** Start Excerpted records **

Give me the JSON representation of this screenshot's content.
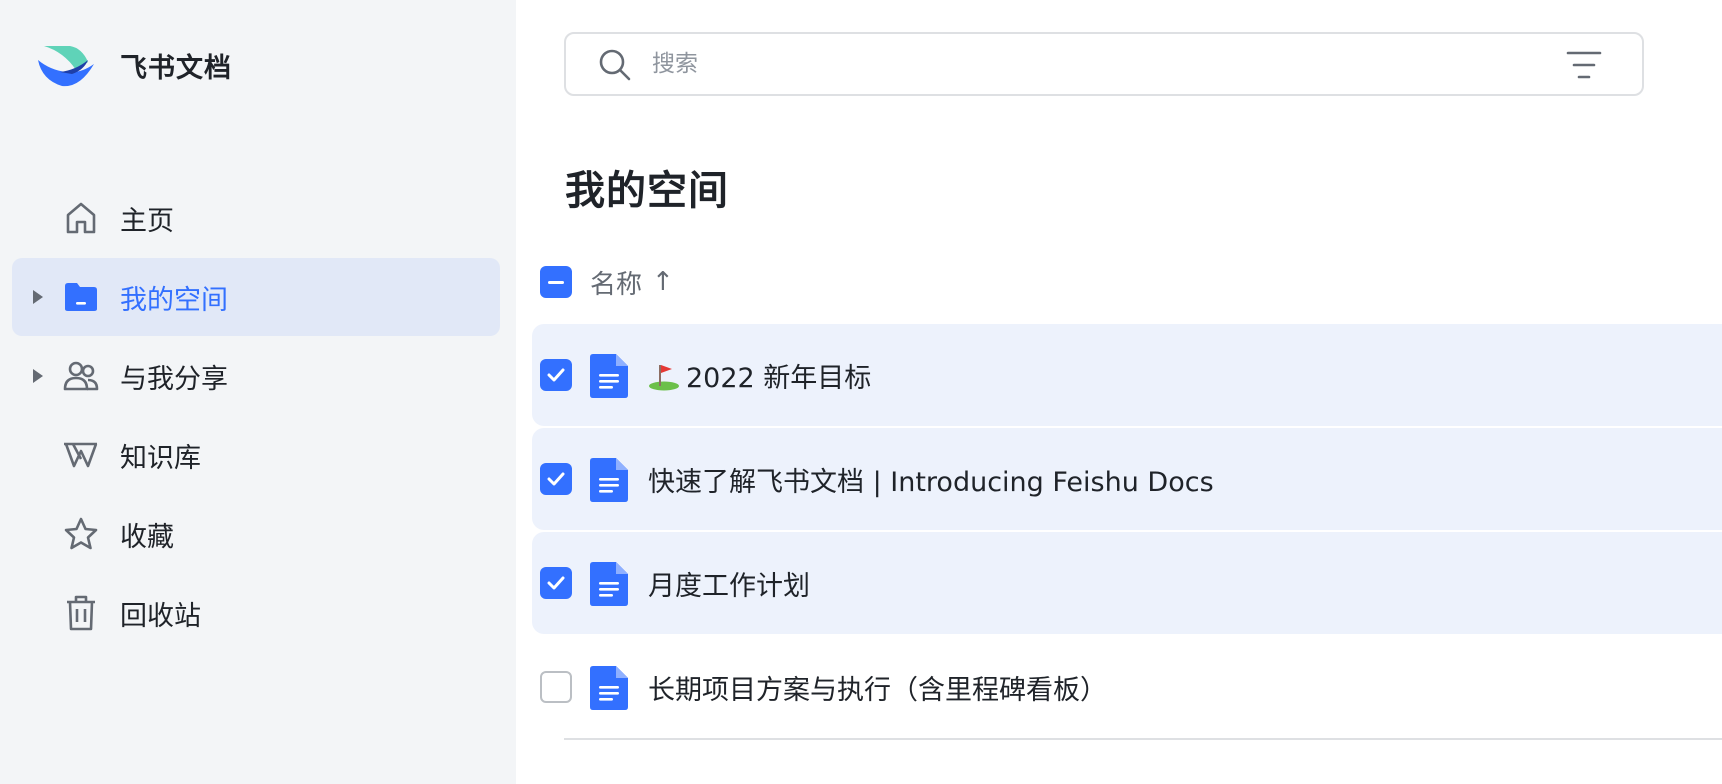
{
  "app": {
    "name": "飞书文档"
  },
  "sidebar": {
    "items": [
      {
        "label": "主页",
        "icon": "home-icon",
        "active": false,
        "expandable": false
      },
      {
        "label": "我的空间",
        "icon": "folder-icon",
        "active": true,
        "expandable": true
      },
      {
        "label": "与我分享",
        "icon": "people-icon",
        "active": false,
        "expandable": true
      },
      {
        "label": "知识库",
        "icon": "wiki-icon",
        "active": false,
        "expandable": false
      },
      {
        "label": "收藏",
        "icon": "star-icon",
        "active": false,
        "expandable": false
      },
      {
        "label": "回收站",
        "icon": "trash-icon",
        "active": false,
        "expandable": false
      }
    ]
  },
  "search": {
    "placeholder": "搜索"
  },
  "main": {
    "title": "我的空间",
    "list_header": {
      "column_name": "名称",
      "sort_indicator": "↑",
      "select_state": "indeterminate"
    },
    "rows": [
      {
        "emoji": "golf-flag-icon",
        "title": "2022 新年目标",
        "selected": true,
        "icon": "doc-icon"
      },
      {
        "title": "快速了解飞书文档 | Introducing Feishu Docs",
        "selected": true,
        "icon": "doc-icon"
      },
      {
        "title": "月度工作计划",
        "selected": true,
        "icon": "doc-icon"
      },
      {
        "title": "长期项目方案与执行（含里程碑看板）",
        "selected": false,
        "icon": "doc-icon"
      }
    ]
  },
  "colors": {
    "accent": "#3370ff",
    "sidebar_bg": "#f3f5f7",
    "active_item_bg": "#e1e8f7",
    "selected_row_bg": "#edf2fc",
    "text_primary": "#1f2329",
    "text_secondary": "#646a73"
  }
}
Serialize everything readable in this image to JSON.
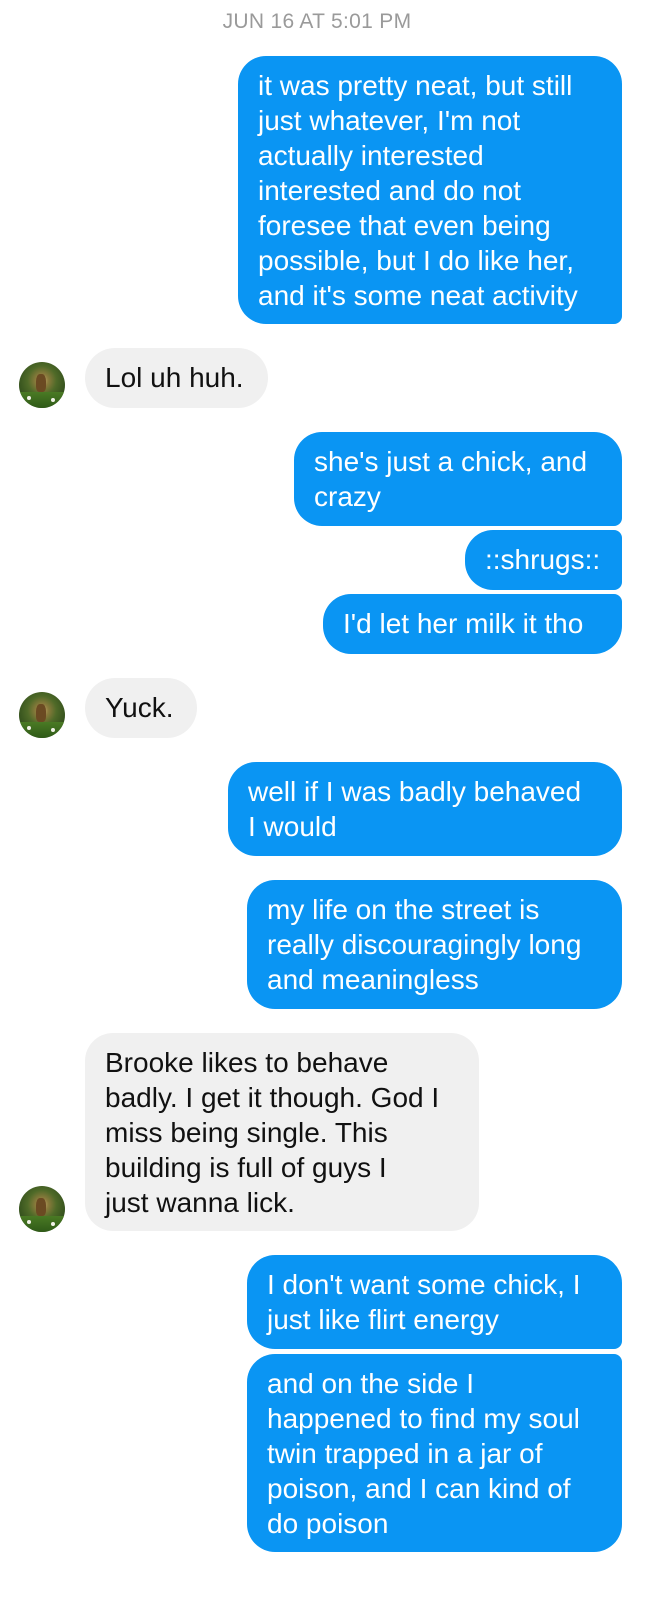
{
  "timestamp": "JUN 16 AT 5:01 PM",
  "contact_avatar": "contact-avatar-photo",
  "colors": {
    "outgoing_bubble": "#0a95f3",
    "incoming_bubble": "#f0f0f0",
    "timestamp_text": "#9a9a9a"
  },
  "messages": [
    {
      "direction": "outgoing",
      "text": "it was pretty neat, but still\njust whatever, I'm not\nactually interested\ninterested and do not\nforesee that even being\npossible, but I do like her,\nand it's some neat activity"
    },
    {
      "direction": "incoming",
      "text": "Lol uh huh."
    },
    {
      "direction": "outgoing",
      "text": "she's just a chick, and\ncrazy"
    },
    {
      "direction": "outgoing",
      "text": "::shrugs::"
    },
    {
      "direction": "outgoing",
      "text": "I'd let her milk it tho"
    },
    {
      "direction": "incoming",
      "text": "Yuck."
    },
    {
      "direction": "outgoing",
      "text": "well if I was badly behaved\nI would"
    },
    {
      "direction": "outgoing",
      "text": "my life on the street is\nreally discouragingly long\nand meaningless"
    },
    {
      "direction": "incoming",
      "text": "Brooke likes to behave\nbadly. I get it though. God I\nmiss being single. This\nbuilding is full of guys I\njust wanna lick."
    },
    {
      "direction": "outgoing",
      "text": "I don't want some chick, I\njust like flirt energy"
    },
    {
      "direction": "outgoing",
      "text": "and on the side I\nhappened to find my soul\ntwin trapped in a jar of\npoison, and I can kind of\ndo poison"
    }
  ]
}
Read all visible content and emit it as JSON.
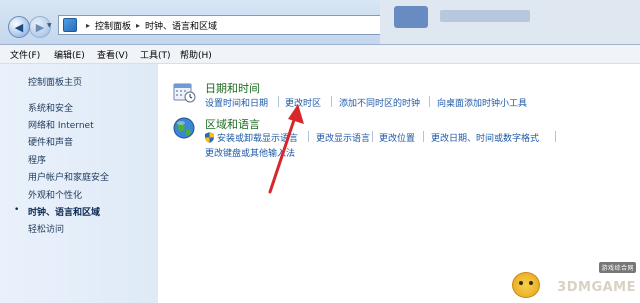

** End Excerpted records **

Show all lines from the records above where the word "icon" occurs.

* Written solution *
        "icon": "home-icon",
        "icon": "folder-icon",
        "icon": "people-icon",
        "icon": "wiki-icon",
        "icon": "star-icon",
        "icon": "trash-icon",
        "emoji": "golf-flag-icon",
        "icon": "doc-icon"
        "icon": "doc-icon"
        "icon": "doc-icon"
        "icon": "doc-icon"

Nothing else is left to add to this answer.